• Provided records:

— Start —

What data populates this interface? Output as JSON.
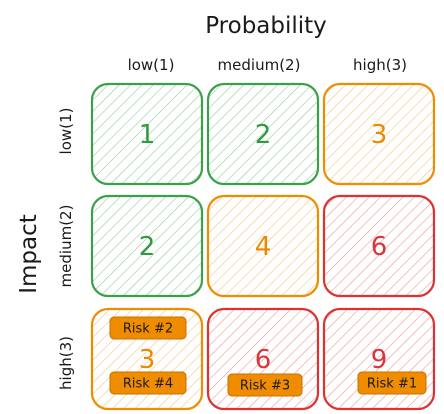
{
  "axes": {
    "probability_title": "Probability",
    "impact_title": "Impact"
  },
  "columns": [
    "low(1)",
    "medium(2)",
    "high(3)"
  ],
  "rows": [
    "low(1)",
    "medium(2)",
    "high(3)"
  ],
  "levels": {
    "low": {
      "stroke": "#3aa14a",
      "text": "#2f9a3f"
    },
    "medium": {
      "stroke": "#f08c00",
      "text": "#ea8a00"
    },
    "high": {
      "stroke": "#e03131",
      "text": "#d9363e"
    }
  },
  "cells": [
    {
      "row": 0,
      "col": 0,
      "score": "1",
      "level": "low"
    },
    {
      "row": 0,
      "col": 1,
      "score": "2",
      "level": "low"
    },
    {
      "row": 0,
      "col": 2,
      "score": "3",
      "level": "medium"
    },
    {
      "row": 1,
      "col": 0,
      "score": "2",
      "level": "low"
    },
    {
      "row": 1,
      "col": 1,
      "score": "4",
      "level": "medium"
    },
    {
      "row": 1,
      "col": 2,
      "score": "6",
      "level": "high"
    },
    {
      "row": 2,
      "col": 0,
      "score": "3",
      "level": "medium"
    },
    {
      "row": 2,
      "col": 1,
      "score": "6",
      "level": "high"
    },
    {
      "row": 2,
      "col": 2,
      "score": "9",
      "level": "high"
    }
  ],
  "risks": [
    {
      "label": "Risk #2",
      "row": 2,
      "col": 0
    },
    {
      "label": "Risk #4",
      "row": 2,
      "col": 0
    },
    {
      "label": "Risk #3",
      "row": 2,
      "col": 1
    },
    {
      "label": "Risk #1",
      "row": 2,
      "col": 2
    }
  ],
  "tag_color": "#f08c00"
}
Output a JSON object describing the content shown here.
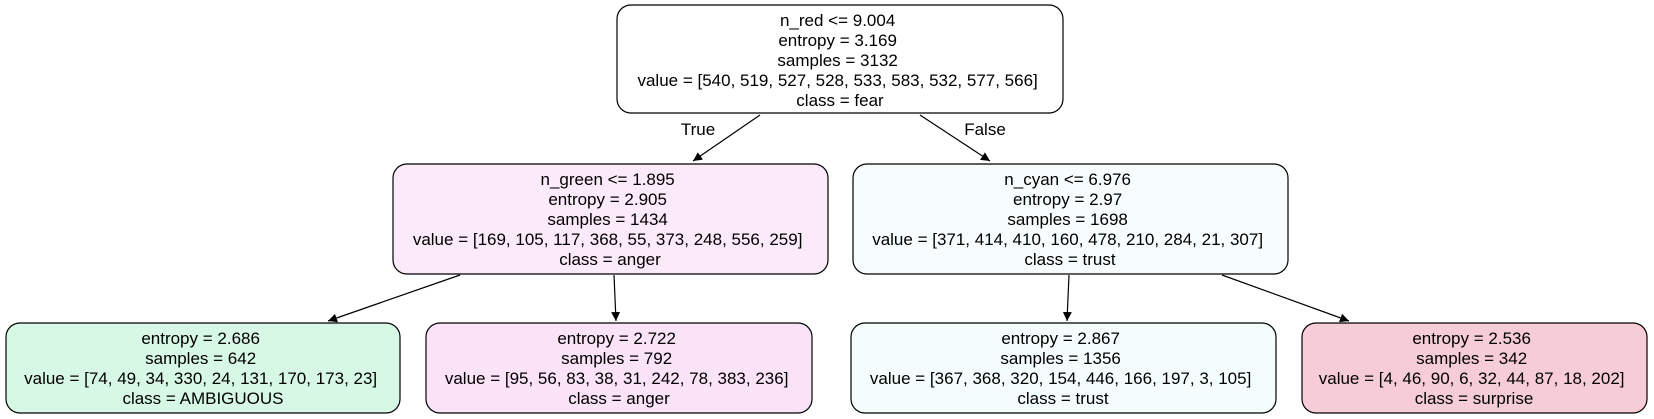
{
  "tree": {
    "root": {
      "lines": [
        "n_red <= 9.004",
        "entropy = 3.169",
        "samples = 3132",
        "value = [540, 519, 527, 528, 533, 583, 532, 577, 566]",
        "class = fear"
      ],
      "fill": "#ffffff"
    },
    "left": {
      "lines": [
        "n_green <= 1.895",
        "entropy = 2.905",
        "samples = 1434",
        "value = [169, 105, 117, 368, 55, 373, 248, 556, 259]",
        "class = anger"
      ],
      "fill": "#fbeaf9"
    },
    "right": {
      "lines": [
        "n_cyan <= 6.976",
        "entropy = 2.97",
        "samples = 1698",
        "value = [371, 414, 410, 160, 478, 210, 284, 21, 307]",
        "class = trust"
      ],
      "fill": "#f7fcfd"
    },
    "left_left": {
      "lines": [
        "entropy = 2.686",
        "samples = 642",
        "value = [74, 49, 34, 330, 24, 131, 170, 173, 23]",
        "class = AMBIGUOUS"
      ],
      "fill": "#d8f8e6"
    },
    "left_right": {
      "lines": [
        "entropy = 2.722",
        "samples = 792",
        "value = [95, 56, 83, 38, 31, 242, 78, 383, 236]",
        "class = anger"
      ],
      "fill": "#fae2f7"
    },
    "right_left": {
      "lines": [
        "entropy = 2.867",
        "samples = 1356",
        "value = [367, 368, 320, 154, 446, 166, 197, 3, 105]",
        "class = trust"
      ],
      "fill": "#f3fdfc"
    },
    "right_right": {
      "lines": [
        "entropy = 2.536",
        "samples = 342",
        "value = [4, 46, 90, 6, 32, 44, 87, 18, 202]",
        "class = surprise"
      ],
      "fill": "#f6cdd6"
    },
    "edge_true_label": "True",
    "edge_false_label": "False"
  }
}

— End —

Omit the pictures and give the material again, exactly and in full.

What data populates this interface? Output as JSON.
{
  "axes": {
    "probability_title": "Probability",
    "impact_title": "Impact"
  },
  "columns": [
    "low(1)",
    "medium(2)",
    "high(3)"
  ],
  "rows": [
    "low(1)",
    "medium(2)",
    "high(3)"
  ],
  "levels": {
    "low": {
      "stroke": "#3aa14a",
      "text": "#2f9a3f"
    },
    "medium": {
      "stroke": "#f08c00",
      "text": "#ea8a00"
    },
    "high": {
      "stroke": "#e03131",
      "text": "#d9363e"
    }
  },
  "cells": [
    {
      "row": 0,
      "col": 0,
      "score": "1",
      "level": "low"
    },
    {
      "row": 0,
      "col": 1,
      "score": "2",
      "level": "low"
    },
    {
      "row": 0,
      "col": 2,
      "score": "3",
      "level": "medium"
    },
    {
      "row": 1,
      "col": 0,
      "score": "2",
      "level": "low"
    },
    {
      "row": 1,
      "col": 1,
      "score": "4",
      "level": "medium"
    },
    {
      "row": 1,
      "col": 2,
      "score": "6",
      "level": "high"
    },
    {
      "row": 2,
      "col": 0,
      "score": "3",
      "level": "medium"
    },
    {
      "row": 2,
      "col": 1,
      "score": "6",
      "level": "high"
    },
    {
      "row": 2,
      "col": 2,
      "score": "9",
      "level": "high"
    }
  ],
  "risks": [
    {
      "label": "Risk #2",
      "row": 2,
      "col": 0
    },
    {
      "label": "Risk #4",
      "row": 2,
      "col": 0
    },
    {
      "label": "Risk #3",
      "row": 2,
      "col": 1
    },
    {
      "label": "Risk #1",
      "row": 2,
      "col": 2
    }
  ],
  "tag_color": "#f08c00"
}
Output a JSON object describing the content shown here.
{
  "tree": {
    "root": {
      "lines": [
        "n_red <= 9.004",
        "entropy = 3.169",
        "samples = 3132",
        "value = [540, 519, 527, 528, 533, 583, 532, 577, 566]",
        "class = fear"
      ],
      "fill": "#ffffff"
    },
    "left": {
      "lines": [
        "n_green <= 1.895",
        "entropy = 2.905",
        "samples = 1434",
        "value = [169, 105, 117, 368, 55, 373, 248, 556, 259]",
        "class = anger"
      ],
      "fill": "#fbeaf9"
    },
    "right": {
      "lines": [
        "n_cyan <= 6.976",
        "entropy = 2.97",
        "samples = 1698",
        "value = [371, 414, 410, 160, 478, 210, 284, 21, 307]",
        "class = trust"
      ],
      "fill": "#f7fcfd"
    },
    "left_left": {
      "lines": [
        "entropy = 2.686",
        "samples = 642",
        "value = [74, 49, 34, 330, 24, 131, 170, 173, 23]",
        "class = AMBIGUOUS"
      ],
      "fill": "#d8f8e6"
    },
    "left_right": {
      "lines": [
        "entropy = 2.722",
        "samples = 792",
        "value = [95, 56, 83, 38, 31, 242, 78, 383, 236]",
        "class = anger"
      ],
      "fill": "#fae2f7"
    },
    "right_left": {
      "lines": [
        "entropy = 2.867",
        "samples = 1356",
        "value = [367, 368, 320, 154, 446, 166, 197, 3, 105]",
        "class = trust"
      ],
      "fill": "#f3fdfc"
    },
    "right_right": {
      "lines": [
        "entropy = 2.536",
        "samples = 342",
        "value = [4, 46, 90, 6, 32, 44, 87, 18, 202]",
        "class = surprise"
      ],
      "fill": "#f6cdd6"
    },
    "edge_true_label": "True",
    "edge_false_label": "False"
  }
}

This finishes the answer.